═══ Material provided ═══

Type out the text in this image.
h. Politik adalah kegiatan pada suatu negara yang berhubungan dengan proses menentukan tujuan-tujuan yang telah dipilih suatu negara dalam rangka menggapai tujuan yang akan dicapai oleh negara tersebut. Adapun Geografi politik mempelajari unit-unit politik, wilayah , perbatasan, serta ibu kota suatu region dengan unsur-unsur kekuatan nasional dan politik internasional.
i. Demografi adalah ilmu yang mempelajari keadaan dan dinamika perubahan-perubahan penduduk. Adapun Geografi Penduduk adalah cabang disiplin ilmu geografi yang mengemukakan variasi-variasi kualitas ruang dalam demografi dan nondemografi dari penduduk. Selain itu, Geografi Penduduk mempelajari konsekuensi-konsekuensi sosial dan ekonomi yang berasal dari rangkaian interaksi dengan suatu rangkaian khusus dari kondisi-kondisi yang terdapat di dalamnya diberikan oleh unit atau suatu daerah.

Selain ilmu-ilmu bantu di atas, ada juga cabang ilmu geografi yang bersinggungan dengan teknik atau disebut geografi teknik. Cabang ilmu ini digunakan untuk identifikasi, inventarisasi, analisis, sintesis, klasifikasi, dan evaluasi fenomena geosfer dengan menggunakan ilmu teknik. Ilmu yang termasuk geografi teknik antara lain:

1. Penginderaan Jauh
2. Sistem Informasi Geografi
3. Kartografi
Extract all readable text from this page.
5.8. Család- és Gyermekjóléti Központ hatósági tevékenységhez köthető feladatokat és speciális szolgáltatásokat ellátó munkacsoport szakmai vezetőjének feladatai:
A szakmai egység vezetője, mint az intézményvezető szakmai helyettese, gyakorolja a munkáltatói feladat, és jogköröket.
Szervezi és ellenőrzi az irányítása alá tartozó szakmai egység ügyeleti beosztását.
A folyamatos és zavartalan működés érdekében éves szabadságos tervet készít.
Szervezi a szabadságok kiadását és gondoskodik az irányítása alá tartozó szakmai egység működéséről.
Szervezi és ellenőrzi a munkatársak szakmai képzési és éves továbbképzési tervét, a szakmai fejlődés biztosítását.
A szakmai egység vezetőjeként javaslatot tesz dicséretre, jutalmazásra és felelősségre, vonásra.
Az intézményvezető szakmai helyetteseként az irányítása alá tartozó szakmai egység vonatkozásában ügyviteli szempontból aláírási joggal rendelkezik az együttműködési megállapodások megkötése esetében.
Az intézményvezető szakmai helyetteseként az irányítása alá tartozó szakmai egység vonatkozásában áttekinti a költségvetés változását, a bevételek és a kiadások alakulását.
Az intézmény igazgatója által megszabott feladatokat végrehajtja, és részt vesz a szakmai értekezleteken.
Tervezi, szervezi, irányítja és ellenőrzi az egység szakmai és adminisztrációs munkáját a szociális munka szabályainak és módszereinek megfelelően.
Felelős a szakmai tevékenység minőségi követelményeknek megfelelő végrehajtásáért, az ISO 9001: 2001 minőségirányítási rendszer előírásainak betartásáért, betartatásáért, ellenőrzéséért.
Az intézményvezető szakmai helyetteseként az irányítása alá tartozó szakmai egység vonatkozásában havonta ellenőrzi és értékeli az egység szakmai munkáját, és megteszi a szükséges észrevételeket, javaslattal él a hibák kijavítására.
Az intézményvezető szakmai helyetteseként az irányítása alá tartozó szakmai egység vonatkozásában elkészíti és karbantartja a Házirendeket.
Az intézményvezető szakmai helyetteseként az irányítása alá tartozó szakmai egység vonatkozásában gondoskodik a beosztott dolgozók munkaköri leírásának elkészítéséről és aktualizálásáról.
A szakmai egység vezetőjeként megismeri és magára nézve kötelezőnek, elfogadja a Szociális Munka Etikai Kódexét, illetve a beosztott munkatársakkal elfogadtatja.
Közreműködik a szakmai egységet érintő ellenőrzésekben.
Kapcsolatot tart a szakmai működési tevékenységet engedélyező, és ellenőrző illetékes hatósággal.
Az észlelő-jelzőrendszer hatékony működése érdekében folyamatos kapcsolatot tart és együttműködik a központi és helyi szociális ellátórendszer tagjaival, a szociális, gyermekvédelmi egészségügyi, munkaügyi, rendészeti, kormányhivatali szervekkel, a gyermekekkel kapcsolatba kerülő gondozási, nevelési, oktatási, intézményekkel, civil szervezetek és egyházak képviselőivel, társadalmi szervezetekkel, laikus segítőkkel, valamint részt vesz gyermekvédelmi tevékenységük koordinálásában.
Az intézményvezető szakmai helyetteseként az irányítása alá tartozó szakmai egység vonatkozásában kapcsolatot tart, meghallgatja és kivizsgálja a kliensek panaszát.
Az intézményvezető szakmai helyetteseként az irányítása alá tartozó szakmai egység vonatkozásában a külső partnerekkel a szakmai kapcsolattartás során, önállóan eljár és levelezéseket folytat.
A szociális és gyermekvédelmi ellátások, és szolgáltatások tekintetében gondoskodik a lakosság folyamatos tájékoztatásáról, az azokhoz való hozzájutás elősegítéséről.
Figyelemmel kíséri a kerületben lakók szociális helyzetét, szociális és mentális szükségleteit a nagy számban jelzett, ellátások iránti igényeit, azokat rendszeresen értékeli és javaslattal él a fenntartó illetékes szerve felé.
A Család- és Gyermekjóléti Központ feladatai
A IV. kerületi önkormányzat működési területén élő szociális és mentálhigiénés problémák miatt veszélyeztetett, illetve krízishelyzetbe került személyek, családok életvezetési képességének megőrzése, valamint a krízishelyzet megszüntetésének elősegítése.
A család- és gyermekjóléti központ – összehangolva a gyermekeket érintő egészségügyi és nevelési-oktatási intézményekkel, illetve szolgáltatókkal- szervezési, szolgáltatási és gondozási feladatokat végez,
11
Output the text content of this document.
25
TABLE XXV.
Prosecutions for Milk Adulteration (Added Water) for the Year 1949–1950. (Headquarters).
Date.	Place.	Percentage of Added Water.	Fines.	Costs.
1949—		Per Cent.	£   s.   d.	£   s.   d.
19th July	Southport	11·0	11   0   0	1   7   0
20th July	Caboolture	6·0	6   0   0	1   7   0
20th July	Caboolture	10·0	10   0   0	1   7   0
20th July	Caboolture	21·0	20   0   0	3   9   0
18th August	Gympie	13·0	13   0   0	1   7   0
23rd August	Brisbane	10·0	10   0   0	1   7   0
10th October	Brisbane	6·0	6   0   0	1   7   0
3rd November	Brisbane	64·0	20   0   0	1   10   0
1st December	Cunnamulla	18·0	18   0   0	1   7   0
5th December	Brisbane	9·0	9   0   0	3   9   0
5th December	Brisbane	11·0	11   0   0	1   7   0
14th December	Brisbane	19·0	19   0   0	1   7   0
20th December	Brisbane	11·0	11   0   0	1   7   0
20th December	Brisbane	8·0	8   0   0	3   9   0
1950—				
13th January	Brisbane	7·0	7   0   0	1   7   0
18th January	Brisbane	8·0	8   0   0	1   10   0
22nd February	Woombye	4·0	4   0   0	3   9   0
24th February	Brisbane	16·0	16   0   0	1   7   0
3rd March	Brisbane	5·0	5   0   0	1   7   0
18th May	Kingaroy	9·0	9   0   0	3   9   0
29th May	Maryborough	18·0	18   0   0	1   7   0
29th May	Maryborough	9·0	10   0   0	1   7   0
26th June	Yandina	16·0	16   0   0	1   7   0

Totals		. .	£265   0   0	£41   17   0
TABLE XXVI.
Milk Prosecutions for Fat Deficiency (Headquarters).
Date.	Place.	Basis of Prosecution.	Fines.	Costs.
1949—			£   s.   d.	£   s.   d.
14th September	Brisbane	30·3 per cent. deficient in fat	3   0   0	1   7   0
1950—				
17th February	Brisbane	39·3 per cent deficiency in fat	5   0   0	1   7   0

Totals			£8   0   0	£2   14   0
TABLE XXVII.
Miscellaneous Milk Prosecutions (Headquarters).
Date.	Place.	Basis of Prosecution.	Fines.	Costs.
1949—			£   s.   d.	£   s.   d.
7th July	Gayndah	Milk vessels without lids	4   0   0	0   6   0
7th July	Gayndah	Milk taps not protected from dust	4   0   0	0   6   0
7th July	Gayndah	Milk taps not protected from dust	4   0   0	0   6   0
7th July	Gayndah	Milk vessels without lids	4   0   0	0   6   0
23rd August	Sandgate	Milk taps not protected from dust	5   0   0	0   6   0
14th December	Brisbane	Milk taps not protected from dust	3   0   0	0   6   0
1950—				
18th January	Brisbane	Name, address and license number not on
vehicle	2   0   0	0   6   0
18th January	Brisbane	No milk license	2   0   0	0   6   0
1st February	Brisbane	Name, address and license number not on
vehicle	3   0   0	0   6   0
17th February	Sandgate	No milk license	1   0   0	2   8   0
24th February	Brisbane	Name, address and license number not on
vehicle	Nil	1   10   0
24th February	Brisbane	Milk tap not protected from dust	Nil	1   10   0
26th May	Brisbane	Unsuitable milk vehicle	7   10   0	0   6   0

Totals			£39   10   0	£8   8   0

═══

Exercise instructions: Search the data for "egészségügyi" and list every line in which it occurs.

Solved problem:
Az észlelő-jelzőrendszer hatékony működése érdekében folyamatos kapcsolatot tart és együttműködik a központi és helyi szociális ellátórendszer tagjaival, a szociális, gyermekvédelmi egészségügyi, munkaügyi, rendészeti, kormányhivatali szervekkel, a gyermekekkel kapcsolatba kerülő gondozási, nevelési, oktatási, intézményekkel, civil szervezetek és egyházak képviselőivel, társadalmi szervezetekkel, laikus segítőkkel, valamint részt vesz gyermekvédelmi tevékenységük koordinálásában.
A család- és gyermekjóléti központ – összehangolva a gyermekeket érintő egészségügyi és nevelési-oktatási intézményekkel, illetve szolgáltatókkal- szervezési, szolgáltatási és gondozási feladatokat végez,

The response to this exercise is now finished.